→ **What you are asked to do**
Pull out all lines from the listing below in which the word "ふしぎなしっぽのねこ" appears.

━━ Provided entries ━━

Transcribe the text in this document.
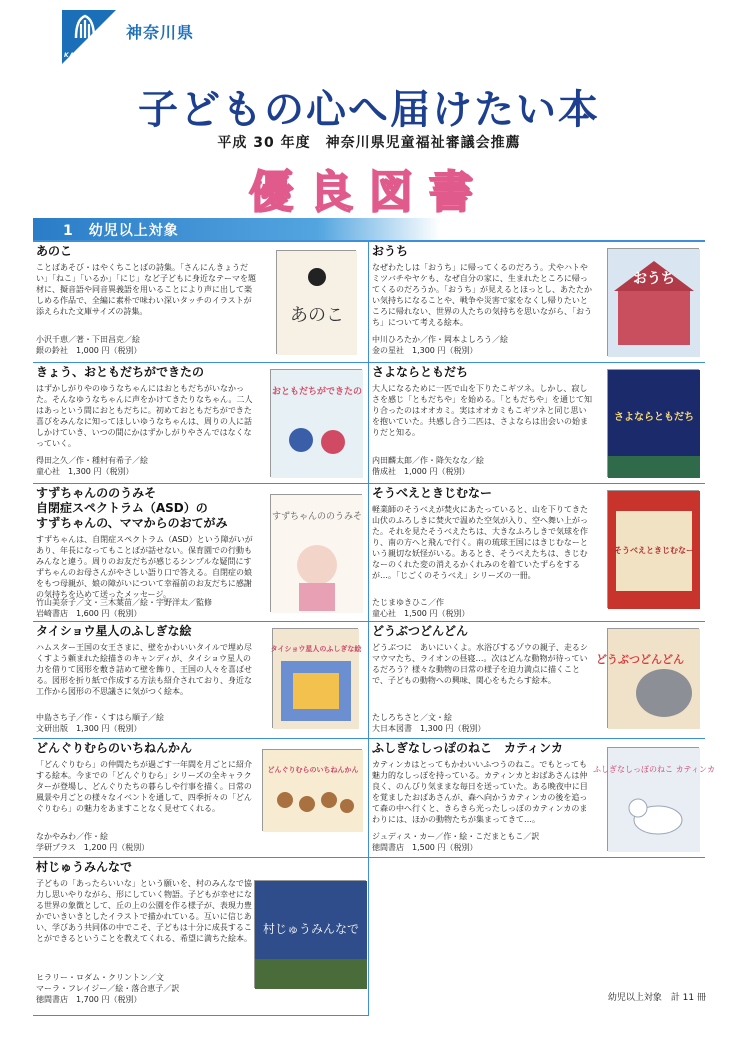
KANAGAWA
神奈川県
子どもの心へ届けたい本
平成 30 年度　神奈川県児童福祉審議会推薦
優良図書
1　幼児以上対象
あのこ
ことばあそび・はやくちことばの詩集。「さんにんきょうだい」「ねこ」「いるか」「にじ」など子どもに身近なテーマを題材に、擬音語や同音異義語を用いることにより声に出して楽しめる作品で、全編に素朴で味わい深いタッチのイラストが添えられた文庫サイズの詩集。
小沢千恵／著・下田昌克／絵
銀の鈴社　1,000 円（税別）
あのこ
おうち
なぜわたしは「おうち」に帰ってくるのだろう。犬やハトやミツバチやヤケも、なぜ自分の家に、生まれたところに帰ってくるのだろうか。「おうち」が見えるとほっとし、あたたかい気持ちになることや、戦争や災害で家をなくし帰りたいところに帰れない、世界の人たちの気持ちを思いながら、「おうち」について考える絵本。
中川ひろたか／作・岡本よしろう／絵
金の星社　1,300 円（税別）
おうち
きょう、おともだちができたの
はずかしがりやのゆうなちゃんにはおともだちがいなかった。そんなゆうなちゃんに声をかけてきたりなちゃん。二人はあっという間におともだちに。初めておともだちができた喜びをみんなに知ってほしいゆうなちゃんは、周りの人に話しかけていき、いつの間にかはずかしがりやさんではなくなっていく。
得田之久／作・種村有希子／絵
童心社　1,300 円（税別）
おともだちができたの
さよならともだち
大人になるために一匹で山を下りたこギツネ。しかし、寂しさを感じ「ともだちや」を始める。「ともだちや」を通じて知り合ったのはオオカミ。実はオオカミもこギツネと同じ思いを抱いていた。共感し合う二匹は、さよならは出会いの始まりだと知る。
内田麟太郎／作・降矢なな／絵
偕成社　1,000 円（税別）
さよならともだち
すずちゃんののうみそ
自閉症スペクトラム（ASD）の
すずちゃんの、ママからのおてがみ
すずちゃんは、自閉症スペクトラム（ASD）という障がいがあり、年長になってもことばが話せない。保育園での行動もみんなと違う。周りのお友だちが感じるシンプルな疑問にすずちゃんのお母さんがやさしい語り口で答える。自閉症の娘をもつ母親が、娘の障がいについて幸福前のお友だちに感謝の気持ちを込めて送ったメッセージ。
竹山美奈子／文・三木葉苗／絵・宇野洋太／監修
岩崎書店　1,600 円（税別）
すずちゃんののうみそ
そうべえときじむなー
軽業師のそうべえが焚火にあたっていると、山を下りてきた山伏のふろしきに焚火で温めた空気が入り、空へ舞い上がった。それを見たそうべえたちは、大きなふろしきで気球を作り、南の方へと飛んで行く。南の琉球王国にはきじむなーという親切な妖怪がいる。あるとき、そうべえたちは、きじむなーのくれた変の消えるかくれみのを着ていたずらをするが…。「じごくのそうべえ」シリーズの一冊。
たじまゆきひこ／作
童心社　1,500 円（税別）
そうべえときじむなー
タイショウ星人のふしぎな絵
ハムスター王国の女王さまに、壁をかわいいタイルで埋め尽くすよう頼まれた絵描きのキャンディが、タイショウ星人の力を借りて図形を敷き詰めて壁を飾り、王国の人々を喜ばせる。図形を折り紙で作成する方法も紹介されており、身近な工作から図形の不思議さに気がつく絵本。
中島さち子／作・くすはら順子／絵
文研出版　1,300 円（税別）
タイショウ星人のふしぎな絵
どうぶつどんどん
どうぶつに　あいにいくよ。水浴びするゾウの親子、走るシマウマたち、ライオンの昼寝…。次はどんな動物が待っているだろう？様々な動物の日常の様子を迫力満点に描くことで、子どもの動物への興味、関心をもたらす絵本。
たしろちさと／文・絵
大日本図書　1,300 円（税別）
どうぶつどんどん
どんぐりむらのいちねんかん
「どんぐりむら」の仲間たちが過ごす一年間を月ごとに紹介する絵本。今までの「どんぐりむら」シリーズの全キャラクターが登場し、どんぐりたちの暮らしや行事を描く。日常の風景や月ごとの様々なイベントを通して、四季折々の「どんぐりむら」の魅力をあますことなく見せてくれる。
なかやみわ／作・絵
学研プラス　1,200 円（税別）
どんぐりむらのいちねんかん
ふしぎなしっぽのねこ　カティンカ
カティンカはとってもかわいいふつうのねこ。でもとっても魅力的なしっぽを持っている。カティンカとおばあさんは仲良く、のんびり気ままな毎日を送っていた。ある晩夜中に目を覚ましたおばあさんが、森へ向かうカティンカの後を追って森の中へ行くと、きらきら光ったしっぽのカティンカのまわりには、ほかの動物たちが集まってきて…。
ジュディス・カー／作・絵・こだまともこ／訳
徳間書店　1,500 円（税別）
ふしぎなしっぽのねこ カティンカ
村じゅうみんなで
子どもの「あったらいいな」という願いを、村のみんなで協力し思いやりながら、形にしていく物語。子どもが幸せになる世界の象徴として、丘の上の公園を作る様子が、表現力豊かでいきいきとしたイラストで描かれている。互いに信じあい、学びあう共同体の中でこそ、子どもは十分に成長することができるということを教えてくれる、希望に満ちた絵本。
ヒラリー・ロダム・クリントン／文
マーラ・フレイジー／絵・落合恵子／訳
徳間書店　1,700 円（税別）
村じゅうみんなで
幼児以上対象　計 11 冊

━━━

→ **The completed task**
ふしぎなしっぽのねこ　カティンカ
ふしぎなしっぽのねこ カティンカ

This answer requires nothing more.